- _What the task asks_
State how many lines in these records contain the word "name", and nothing else.

- _Records for this exercise_
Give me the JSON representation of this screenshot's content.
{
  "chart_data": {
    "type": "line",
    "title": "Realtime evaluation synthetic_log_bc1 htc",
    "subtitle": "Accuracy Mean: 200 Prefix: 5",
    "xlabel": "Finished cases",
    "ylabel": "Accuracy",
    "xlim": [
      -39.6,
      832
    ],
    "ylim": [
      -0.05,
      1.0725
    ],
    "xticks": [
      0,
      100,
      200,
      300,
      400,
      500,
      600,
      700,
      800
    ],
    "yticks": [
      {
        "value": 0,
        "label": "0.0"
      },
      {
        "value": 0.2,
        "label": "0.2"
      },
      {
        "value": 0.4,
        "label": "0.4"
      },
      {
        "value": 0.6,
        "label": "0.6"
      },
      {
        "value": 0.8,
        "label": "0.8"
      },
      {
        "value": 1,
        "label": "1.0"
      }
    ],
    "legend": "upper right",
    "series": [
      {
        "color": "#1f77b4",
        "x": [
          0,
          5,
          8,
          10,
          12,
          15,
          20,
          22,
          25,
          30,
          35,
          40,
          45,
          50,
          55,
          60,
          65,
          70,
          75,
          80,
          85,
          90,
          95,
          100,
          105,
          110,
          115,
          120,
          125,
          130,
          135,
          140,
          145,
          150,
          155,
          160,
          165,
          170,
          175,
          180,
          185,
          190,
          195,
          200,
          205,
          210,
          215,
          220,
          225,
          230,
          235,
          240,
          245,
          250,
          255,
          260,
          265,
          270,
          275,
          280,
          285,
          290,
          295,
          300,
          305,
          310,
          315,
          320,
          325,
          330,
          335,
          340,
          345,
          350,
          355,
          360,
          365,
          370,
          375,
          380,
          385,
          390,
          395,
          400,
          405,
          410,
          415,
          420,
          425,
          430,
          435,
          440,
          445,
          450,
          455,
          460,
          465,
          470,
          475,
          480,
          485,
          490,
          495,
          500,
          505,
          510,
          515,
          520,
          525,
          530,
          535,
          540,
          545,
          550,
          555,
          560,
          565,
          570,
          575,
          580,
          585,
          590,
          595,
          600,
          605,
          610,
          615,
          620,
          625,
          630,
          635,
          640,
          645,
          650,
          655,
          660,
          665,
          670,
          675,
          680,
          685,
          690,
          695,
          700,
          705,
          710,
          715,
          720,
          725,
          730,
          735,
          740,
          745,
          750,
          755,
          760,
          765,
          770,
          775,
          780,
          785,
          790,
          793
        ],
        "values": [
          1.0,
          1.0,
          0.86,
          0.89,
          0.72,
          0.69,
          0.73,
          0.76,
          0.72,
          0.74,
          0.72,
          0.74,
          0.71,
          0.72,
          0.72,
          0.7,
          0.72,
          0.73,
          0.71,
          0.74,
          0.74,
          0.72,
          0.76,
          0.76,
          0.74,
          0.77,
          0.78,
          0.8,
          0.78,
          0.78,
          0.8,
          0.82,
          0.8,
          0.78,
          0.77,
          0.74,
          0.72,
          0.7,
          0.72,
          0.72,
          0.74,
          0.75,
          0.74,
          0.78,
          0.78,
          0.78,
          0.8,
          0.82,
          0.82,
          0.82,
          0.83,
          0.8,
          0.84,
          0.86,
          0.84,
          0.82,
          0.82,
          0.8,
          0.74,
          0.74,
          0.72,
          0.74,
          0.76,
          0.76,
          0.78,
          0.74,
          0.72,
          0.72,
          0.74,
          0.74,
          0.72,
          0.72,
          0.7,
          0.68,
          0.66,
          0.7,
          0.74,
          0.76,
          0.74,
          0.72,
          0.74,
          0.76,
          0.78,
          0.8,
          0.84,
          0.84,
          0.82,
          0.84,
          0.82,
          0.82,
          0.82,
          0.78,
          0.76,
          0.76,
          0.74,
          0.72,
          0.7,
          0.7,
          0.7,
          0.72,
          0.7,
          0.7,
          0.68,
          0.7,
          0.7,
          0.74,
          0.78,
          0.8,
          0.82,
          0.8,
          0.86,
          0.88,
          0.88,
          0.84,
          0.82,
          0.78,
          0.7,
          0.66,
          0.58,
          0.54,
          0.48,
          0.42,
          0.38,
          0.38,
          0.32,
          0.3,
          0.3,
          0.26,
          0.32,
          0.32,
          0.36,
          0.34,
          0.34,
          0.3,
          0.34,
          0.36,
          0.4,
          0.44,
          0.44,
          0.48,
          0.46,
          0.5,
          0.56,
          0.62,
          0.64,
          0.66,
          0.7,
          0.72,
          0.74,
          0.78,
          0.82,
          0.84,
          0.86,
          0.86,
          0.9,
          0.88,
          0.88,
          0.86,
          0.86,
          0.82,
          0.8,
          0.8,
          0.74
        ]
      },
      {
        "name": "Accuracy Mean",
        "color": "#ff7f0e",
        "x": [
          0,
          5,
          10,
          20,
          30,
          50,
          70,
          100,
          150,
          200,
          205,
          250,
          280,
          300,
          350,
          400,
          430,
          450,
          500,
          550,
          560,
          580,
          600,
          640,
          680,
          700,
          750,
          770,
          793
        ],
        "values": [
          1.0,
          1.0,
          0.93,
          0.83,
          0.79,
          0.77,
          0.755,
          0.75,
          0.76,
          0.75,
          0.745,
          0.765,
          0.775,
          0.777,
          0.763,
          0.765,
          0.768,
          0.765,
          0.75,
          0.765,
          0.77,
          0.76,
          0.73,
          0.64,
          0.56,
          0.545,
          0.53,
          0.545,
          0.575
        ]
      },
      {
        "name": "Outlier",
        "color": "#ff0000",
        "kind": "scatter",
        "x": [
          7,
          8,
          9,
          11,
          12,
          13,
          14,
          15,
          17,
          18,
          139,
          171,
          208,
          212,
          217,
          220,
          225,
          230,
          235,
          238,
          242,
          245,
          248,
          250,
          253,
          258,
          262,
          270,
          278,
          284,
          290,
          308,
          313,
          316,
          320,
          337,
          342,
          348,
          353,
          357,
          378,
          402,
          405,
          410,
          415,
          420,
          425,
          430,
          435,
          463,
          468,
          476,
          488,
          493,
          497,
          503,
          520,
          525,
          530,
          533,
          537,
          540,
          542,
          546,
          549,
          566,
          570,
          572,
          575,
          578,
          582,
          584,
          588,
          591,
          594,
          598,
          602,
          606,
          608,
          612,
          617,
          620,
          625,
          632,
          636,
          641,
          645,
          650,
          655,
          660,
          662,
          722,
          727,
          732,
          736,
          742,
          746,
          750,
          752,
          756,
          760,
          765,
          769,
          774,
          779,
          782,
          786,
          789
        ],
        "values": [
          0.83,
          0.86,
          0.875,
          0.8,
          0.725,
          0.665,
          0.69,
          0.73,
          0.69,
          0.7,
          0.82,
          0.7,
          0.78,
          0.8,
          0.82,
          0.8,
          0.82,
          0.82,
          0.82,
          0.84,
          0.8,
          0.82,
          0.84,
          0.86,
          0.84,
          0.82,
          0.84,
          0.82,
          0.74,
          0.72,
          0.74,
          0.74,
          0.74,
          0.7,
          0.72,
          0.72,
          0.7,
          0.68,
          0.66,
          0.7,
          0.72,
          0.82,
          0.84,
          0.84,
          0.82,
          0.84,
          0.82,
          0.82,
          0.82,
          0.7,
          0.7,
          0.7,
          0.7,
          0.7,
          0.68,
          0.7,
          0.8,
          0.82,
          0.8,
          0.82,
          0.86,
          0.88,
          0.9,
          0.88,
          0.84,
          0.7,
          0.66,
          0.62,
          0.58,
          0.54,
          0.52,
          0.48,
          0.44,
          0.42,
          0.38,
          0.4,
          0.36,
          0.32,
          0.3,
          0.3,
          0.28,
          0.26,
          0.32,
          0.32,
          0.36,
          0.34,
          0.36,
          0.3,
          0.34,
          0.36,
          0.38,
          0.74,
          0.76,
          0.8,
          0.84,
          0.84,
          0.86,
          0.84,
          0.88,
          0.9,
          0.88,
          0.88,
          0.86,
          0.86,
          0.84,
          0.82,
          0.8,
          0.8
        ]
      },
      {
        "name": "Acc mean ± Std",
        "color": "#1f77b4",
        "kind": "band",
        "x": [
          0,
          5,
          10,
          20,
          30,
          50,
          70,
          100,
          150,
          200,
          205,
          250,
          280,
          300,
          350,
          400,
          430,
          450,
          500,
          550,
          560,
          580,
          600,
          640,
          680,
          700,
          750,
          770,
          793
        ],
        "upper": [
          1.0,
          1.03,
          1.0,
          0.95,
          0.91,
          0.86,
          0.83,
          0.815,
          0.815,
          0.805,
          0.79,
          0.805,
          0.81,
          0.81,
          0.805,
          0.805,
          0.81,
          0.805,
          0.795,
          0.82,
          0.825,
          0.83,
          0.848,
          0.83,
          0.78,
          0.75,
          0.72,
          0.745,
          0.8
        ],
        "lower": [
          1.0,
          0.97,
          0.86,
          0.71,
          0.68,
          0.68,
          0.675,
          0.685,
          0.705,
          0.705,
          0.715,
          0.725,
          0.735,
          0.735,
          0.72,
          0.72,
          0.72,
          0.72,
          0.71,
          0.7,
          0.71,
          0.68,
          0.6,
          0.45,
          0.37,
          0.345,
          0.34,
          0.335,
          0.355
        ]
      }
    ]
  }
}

- _Final result_
3